◆ **SUPPLIED DATA**
========

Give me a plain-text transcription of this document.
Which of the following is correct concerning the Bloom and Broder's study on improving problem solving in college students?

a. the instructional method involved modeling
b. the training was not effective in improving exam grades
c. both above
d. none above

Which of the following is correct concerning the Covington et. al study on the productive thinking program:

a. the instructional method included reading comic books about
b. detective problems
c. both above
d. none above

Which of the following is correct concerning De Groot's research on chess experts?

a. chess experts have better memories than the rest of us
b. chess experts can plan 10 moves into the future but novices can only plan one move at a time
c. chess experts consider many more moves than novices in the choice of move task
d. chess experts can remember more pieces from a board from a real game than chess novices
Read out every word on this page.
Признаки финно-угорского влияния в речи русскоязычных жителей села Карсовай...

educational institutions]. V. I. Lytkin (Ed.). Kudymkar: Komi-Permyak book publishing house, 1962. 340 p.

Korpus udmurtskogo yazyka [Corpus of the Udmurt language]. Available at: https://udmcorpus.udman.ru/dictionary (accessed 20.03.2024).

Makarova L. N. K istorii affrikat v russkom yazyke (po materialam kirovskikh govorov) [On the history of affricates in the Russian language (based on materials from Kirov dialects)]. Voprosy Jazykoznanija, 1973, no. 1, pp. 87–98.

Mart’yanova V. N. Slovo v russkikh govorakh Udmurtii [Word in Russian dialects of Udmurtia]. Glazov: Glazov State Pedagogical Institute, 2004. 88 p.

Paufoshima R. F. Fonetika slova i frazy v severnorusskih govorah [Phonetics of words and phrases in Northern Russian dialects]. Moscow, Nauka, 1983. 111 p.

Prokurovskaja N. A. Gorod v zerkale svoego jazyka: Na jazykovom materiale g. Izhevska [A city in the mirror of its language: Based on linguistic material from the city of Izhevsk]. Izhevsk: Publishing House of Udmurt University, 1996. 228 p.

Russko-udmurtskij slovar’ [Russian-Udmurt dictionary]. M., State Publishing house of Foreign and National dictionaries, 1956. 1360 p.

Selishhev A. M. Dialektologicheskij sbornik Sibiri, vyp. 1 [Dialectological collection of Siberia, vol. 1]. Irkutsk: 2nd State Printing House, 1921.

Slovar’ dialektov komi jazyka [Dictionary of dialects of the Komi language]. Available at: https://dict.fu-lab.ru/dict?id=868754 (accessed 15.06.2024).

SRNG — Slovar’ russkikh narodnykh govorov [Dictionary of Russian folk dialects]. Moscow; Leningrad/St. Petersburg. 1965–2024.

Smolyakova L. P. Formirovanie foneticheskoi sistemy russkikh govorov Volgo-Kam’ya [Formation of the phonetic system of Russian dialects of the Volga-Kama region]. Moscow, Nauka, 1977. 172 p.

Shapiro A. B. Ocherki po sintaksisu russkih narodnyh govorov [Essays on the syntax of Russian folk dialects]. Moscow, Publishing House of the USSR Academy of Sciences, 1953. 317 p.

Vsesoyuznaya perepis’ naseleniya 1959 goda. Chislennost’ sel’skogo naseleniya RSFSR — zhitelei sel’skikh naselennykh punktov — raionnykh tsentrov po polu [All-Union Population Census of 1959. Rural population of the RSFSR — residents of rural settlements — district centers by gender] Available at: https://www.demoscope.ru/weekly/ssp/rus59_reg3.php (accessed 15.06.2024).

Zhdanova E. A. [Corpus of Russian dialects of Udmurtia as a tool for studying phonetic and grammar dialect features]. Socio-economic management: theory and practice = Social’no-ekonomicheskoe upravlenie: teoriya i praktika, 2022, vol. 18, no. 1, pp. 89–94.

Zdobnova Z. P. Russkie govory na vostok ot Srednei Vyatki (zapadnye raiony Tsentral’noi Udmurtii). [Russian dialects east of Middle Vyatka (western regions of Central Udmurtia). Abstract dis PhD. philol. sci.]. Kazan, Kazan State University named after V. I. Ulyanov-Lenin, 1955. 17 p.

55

========

◆ **TASK TO COMPLETE**
Set down all of the entries exactly, please.

◆ **REPLY TO THE TASK**
Give me a plain-text transcription of this document.
Which of the following is correct concerning the Bloom and Broder's study on improving problem solving in college students?

a. the instructional method involved modeling
b. the training was not effective in improving exam grades
c. both above
d. none above

Which of the following is correct concerning the Covington et. al study on the productive thinking program:

a. the instructional method included reading comic books about
b. detective problems
c. both above
d. none above

Which of the following is correct concerning De Groot's research on chess experts?

a. chess experts have better memories than the rest of us
b. chess experts can plan 10 moves into the future but novices can only plan one move at a time
c. chess experts consider many more moves than novices in the choice of move task
d. chess experts can remember more pieces from a board from a real game than chess novices
Read out every word on this page.
Признаки финно-угорского влияния в речи русскоязычных жителей села Карсовай...

educational institutions]. V. I. Lytkin (Ed.). Kudymkar: Komi-Permyak book publishing house, 1962. 340 p.

Korpus udmurtskogo yazyka [Corpus of the Udmurt language]. Available at: https://udmcorpus.udman.ru/dictionary (accessed 20.03.2024).

Makarova L. N. K istorii affrikat v russkom yazyke (po materialam kirovskikh govorov) [On the history of affricates in the Russian language (based on materials from Kirov dialects)]. Voprosy Jazykoznanija, 1973, no. 1, pp. 87–98.

Mart’yanova V. N. Slovo v russkikh govorakh Udmurtii [Word in Russian dialects of Udmurtia]. Glazov: Glazov State Pedagogical Institute, 2004. 88 p.

Paufoshima R. F. Fonetika slova i frazy v severnorusskih govorah [Phonetics of words and phrases in Northern Russian dialects]. Moscow, Nauka, 1983. 111 p.

Prokurovskaja N. A. Gorod v zerkale svoego jazyka: Na jazykovom materiale g. Izhevska [A city in the mirror of its language: Based on linguistic material from the city of Izhevsk]. Izhevsk: Publishing House of Udmurt University, 1996. 228 p.

Russko-udmurtskij slovar’ [Russian-Udmurt dictionary]. M., State Publishing house of Foreign and National dictionaries, 1956. 1360 p.

Selishhev A. M. Dialektologicheskij sbornik Sibiri, vyp. 1 [Dialectological collection of Siberia, vol. 1]. Irkutsk: 2nd State Printing House, 1921.

Slovar’ dialektov komi jazyka [Dictionary of dialects of the Komi language]. Available at: https://dict.fu-lab.ru/dict?id=868754 (accessed 15.06.2024).

SRNG — Slovar’ russkikh narodnykh govorov [Dictionary of Russian folk dialects]. Moscow; Leningrad/St. Petersburg. 1965–2024.

Smolyakova L. P. Formirovanie foneticheskoi sistemy russkikh govorov Volgo-Kam’ya [Formation of the phonetic system of Russian dialects of the Volga-Kama region]. Moscow, Nauka, 1977. 172 p.

Shapiro A. B. Ocherki po sintaksisu russkih narodnyh govorov [Essays on the syntax of Russian folk dialects]. Moscow, Publishing House of the USSR Academy of Sciences, 1953. 317 p.

Vsesoyuznaya perepis’ naseleniya 1959 goda. Chislennost’ sel’skogo naseleniya RSFSR — zhitelei sel’skikh naselennykh punktov — raionnykh tsentrov po polu [All-Union Population Census of 1959. Rural population of the RSFSR — residents of rural settlements — district centers by gender] Available at: https://www.demoscope.ru/weekly/ssp/rus59_reg3.php (accessed 15.06.2024).

Zhdanova E. A. [Corpus of Russian dialects of Udmurtia as a tool for studying phonetic and grammar dialect features]. Socio-economic management: theory and practice = Social’no-ekonomicheskoe upravlenie: teoriya i praktika, 2022, vol. 18, no. 1, pp. 89–94.

Zdobnova Z. P. Russkie govory na vostok ot Srednei Vyatki (zapadnye raiony Tsentral’noi Udmurtii). [Russian dialects east of Middle Vyatka (western regions of Central Udmurtia). Abstract dis PhD. philol. sci.]. Kazan, Kazan State University named after V. I. Ulyanov-Lenin, 1955. 17 p.

55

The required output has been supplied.